PASSAGE TO READ:
# Occasional Street Stuff



## Fred Berg

.....


----------



## sashbar

Of all these four images I like the one with a couple walking along the wall. There is a lot of misery in it. Small figures and large empty spaces work well to underline this feeling of desolation.  With the last two it does not work in my view.


----------



## Benjo255

My fav is the one with the boys and the girl with the landscape in the background. Also the two old people walking close to the wall is great. I really don't like the others, especially the last one. Seems like you just shoot without looking in the last ones. Good the first one, really.


----------



## kdthomas

Like the two seated people


----------



## timor

Occasional indeed. I like #4.


----------



## Ocho_1

I really like this last one you posted


----------



## timor

^^ Nice.


----------



## timor

I think this one is the best yet.


----------



## Fred Berg

timor said:


> I think this one is the best yet.



Thanks. BTW, the processing on this one is meant to resemble the yellowing of the pages of a book over time.


----------



## timor

Fred Berg said:


> timor said:
> 
> 
> 
> I think this one is the best yet.
> 
> 
> 
> 
> Thanks. BTW, the processing on this one is meant to resemble the yellowing of the pages of a book over time.
Click to expand...

With this I actually not agree. For quite a few reasons...


----------



## Fred Berg

timor said:


> Fred Berg said:
> 
> 
> 
> 
> 
> timor said:
> 
> 
> 
> I think this one is the best yet.

DATA PROVIDED:

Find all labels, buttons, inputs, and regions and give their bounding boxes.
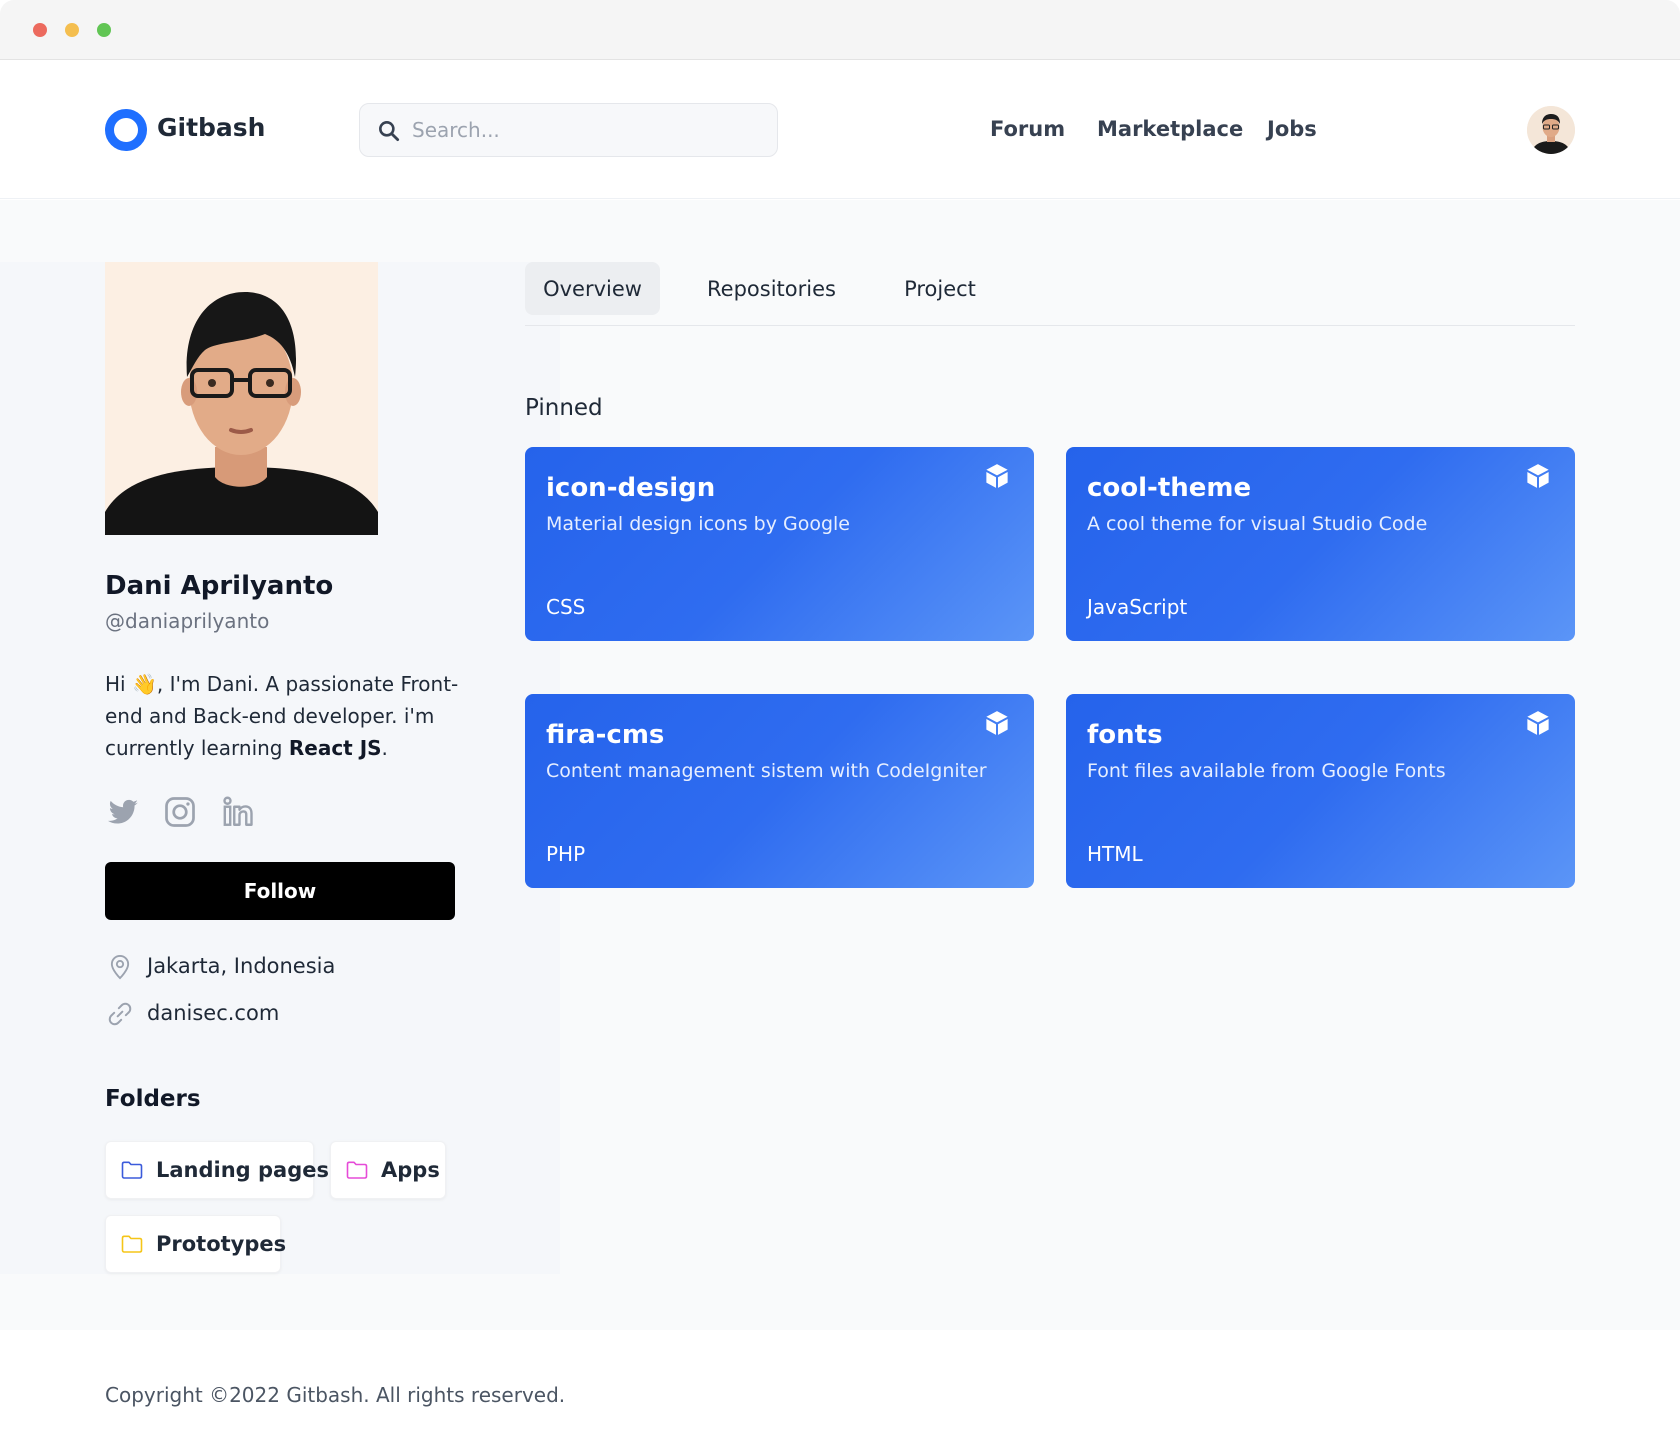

EXERCISE TASKS:
• A. In the street photos thread, what is the processing on the photo timor calls "the best yet" meant to resemble?
• B. Condense the paragraph in the street photos thread that begins "Of all these four images" into two short sentences that keep its main points.
• C. List every username that appears as a poster in the street photos thread.

EXPECTED ANSWERS:
• A. The yellowing of the pages of a book over time.

• B. Of the four images, sashbar prefers the couple walking along the wall, whose small figures and large empty spaces underline a feeling of misery and desolation. In sashbar's view, this approach does not work in the last two.

• C.
- Fred Berg
- sashbar
- Benjo255
- kdthomas
- timor
- Ocho_1